* [Written problem]:
Every record should be repeated exactly, except that pictures are left out.

* [Given data]:
* * * *

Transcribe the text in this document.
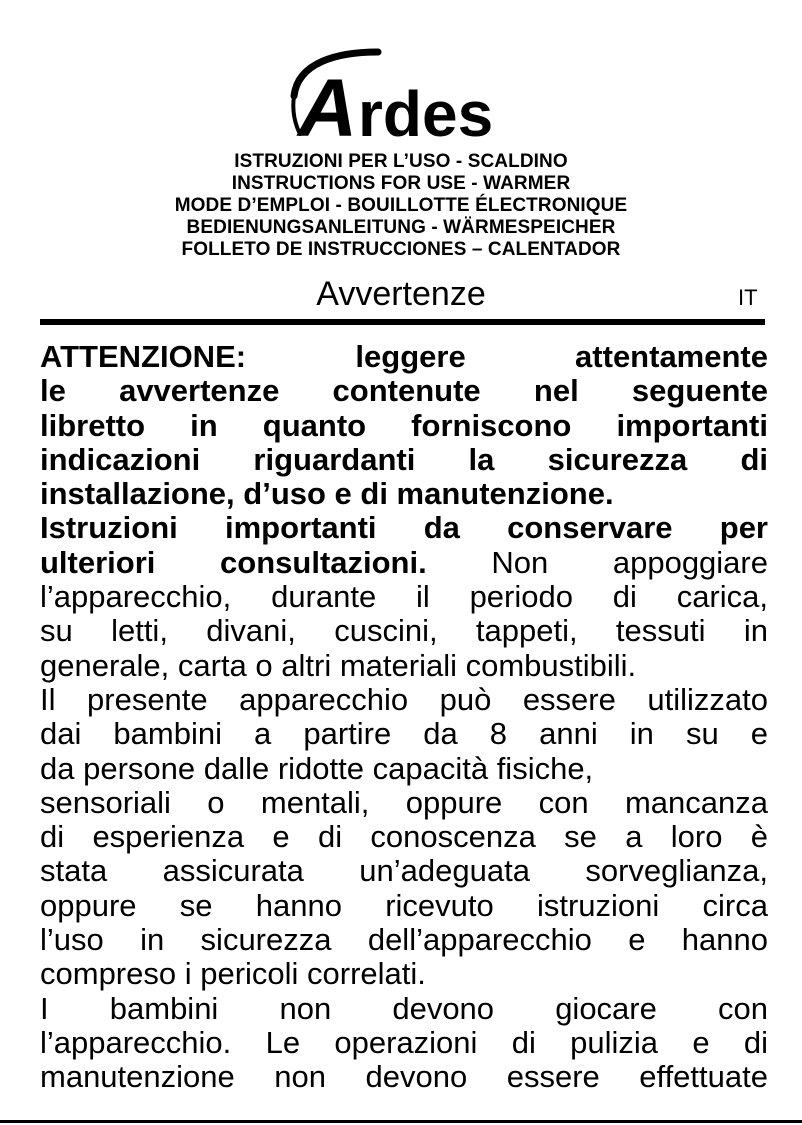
A rdes
ISTRUZIONI PER L’USO - SCALDINO
INSTRUCTIONS FOR USE - WARMER
MODE D’EMPLOI - BOUILLOTTE ÉLECTRONIQUE
BEDIENUNGSANLEITUNG - WÄRMESPEICHER
FOLLETO DE INSTRUCCIONES – CALENTADOR
Avvertenze	IT
ATTENZIONE: leggere attentamente
le avvertenze contenute nel seguente
libretto in quanto forniscono importanti
indicazioni riguardanti la sicurezza di
installazione, d’uso e di manutenzione.
Istruzioni importanti da conservare per
ulteriori consultazioni. Non appoggiare
l’apparecchio, durante il periodo di carica,
su letti, divani, cuscini, tappeti, tessuti in
generale, carta o altri materiali combustibili.
Il presente apparecchio può essere utilizzato
dai bambini a partire da 8 anni in su e
da persone dalle ridotte capacità fisiche,
sensoriali o mentali, oppure con mancanza
di esperienza e di conoscenza se a loro è
stata assicurata un’adeguata sorveglianza,
oppure se hanno ricevuto istruzioni circa
l’uso in sicurezza dell’apparecchio e hanno
compreso i pericoli correlati.
I bambini non devono giocare con
l’apparecchio. Le operazioni di pulizia e di
manutenzione non devono essere effettuate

* * * *

* [The output]:
Transcribe the text in this document.
A rdes
ISTRUZIONI PER L’USO - SCALDINO
INSTRUCTIONS FOR USE - WARMER
MODE D’EMPLOI - BOUILLOTTE ÉLECTRONIQUE
BEDIENUNGSANLEITUNG - WÄRMESPEICHER
FOLLETO DE INSTRUCCIONES – CALENTADOR
Avvertenze	IT
ATTENZIONE: leggere attentamente
le avvertenze contenute nel seguente
libretto in quanto forniscono importanti
indicazioni riguardanti la sicurezza di
installazione, d’uso e di manutenzione.
Istruzioni importanti da conservare per
ulteriori consultazioni. Non appoggiare
l’apparecchio, durante il periodo di carica,
su letti, divani, cuscini, tappeti, tessuti in
generale, carta o altri materiali combustibili.
Il presente apparecchio può essere utilizzato
dai bambini a partire da 8 anni in su e
da persone dalle ridotte capacità fisiche,
sensoriali o mentali, oppure con mancanza
di esperienza e di conoscenza se a loro è
stata assicurata un’adeguata sorveglianza,
oppure se hanno ricevuto istruzioni circa
l’uso in sicurezza dell’apparecchio e hanno
compreso i pericoli correlati.
I bambini non devono giocare con
l’apparecchio. Le operazioni di pulizia e di
manutenzione non devono essere effettuate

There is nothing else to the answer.